>> START

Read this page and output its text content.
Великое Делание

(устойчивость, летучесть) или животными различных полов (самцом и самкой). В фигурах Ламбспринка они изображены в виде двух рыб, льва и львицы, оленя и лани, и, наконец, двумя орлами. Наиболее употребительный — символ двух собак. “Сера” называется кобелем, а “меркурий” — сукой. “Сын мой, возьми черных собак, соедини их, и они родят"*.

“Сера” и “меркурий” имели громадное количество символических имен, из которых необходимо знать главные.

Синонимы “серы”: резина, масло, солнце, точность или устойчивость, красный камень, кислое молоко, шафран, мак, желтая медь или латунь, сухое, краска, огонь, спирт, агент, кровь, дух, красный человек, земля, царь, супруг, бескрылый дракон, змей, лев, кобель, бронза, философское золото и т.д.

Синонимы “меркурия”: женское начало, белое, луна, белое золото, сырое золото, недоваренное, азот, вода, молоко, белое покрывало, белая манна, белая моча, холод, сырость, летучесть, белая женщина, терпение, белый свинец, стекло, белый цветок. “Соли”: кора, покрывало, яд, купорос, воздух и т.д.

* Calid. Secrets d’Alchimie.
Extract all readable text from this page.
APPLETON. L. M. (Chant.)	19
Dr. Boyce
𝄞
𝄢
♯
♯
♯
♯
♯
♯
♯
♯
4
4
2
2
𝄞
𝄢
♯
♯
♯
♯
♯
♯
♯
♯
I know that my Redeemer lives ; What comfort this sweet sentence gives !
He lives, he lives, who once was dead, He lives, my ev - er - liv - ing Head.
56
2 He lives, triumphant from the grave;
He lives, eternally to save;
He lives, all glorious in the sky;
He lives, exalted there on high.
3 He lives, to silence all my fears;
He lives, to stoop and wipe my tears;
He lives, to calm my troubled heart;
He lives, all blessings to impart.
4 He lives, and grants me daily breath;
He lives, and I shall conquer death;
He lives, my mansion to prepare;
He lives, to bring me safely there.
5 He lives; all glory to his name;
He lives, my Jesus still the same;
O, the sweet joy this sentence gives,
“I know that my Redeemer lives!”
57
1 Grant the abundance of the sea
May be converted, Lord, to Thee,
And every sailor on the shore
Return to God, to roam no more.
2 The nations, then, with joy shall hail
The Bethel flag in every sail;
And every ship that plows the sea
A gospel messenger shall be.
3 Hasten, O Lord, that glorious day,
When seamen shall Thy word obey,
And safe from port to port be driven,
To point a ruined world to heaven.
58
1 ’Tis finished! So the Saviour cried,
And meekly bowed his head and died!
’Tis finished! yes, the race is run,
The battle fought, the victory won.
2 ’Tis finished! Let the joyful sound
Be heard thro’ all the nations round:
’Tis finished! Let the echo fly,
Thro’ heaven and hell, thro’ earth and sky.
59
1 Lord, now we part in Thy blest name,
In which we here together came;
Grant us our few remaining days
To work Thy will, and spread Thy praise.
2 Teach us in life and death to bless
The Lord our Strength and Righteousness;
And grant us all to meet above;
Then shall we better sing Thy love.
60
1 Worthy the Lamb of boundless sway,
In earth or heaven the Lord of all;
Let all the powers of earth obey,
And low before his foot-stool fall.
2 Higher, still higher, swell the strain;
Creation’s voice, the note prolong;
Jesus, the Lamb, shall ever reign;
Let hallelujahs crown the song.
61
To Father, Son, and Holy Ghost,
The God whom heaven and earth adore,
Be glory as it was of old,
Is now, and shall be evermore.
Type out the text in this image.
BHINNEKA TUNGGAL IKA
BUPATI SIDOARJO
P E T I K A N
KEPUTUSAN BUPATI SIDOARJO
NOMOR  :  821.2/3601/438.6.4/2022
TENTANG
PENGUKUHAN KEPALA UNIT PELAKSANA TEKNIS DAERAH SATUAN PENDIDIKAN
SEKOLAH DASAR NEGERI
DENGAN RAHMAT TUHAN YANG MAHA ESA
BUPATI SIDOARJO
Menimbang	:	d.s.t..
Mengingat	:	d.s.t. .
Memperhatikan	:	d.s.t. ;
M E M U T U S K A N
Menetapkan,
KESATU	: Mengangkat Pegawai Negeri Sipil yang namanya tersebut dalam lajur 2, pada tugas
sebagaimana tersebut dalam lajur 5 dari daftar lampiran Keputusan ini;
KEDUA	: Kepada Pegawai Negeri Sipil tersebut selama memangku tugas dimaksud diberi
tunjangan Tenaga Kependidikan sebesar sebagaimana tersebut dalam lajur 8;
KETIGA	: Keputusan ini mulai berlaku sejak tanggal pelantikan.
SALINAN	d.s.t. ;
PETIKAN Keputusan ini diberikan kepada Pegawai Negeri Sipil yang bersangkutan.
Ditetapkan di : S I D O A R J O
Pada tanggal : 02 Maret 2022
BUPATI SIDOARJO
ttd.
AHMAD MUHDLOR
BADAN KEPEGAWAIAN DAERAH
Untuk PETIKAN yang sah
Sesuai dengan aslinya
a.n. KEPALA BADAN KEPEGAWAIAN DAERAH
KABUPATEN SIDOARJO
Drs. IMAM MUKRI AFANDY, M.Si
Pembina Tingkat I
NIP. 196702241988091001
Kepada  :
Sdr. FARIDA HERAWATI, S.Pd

>> END

PROBLEM DETAILS = Copy out every line where the word "glory" occurs.

WRITTEN RESPONSE =
5 He lives; all glory to his name;
Be glory as it was of old,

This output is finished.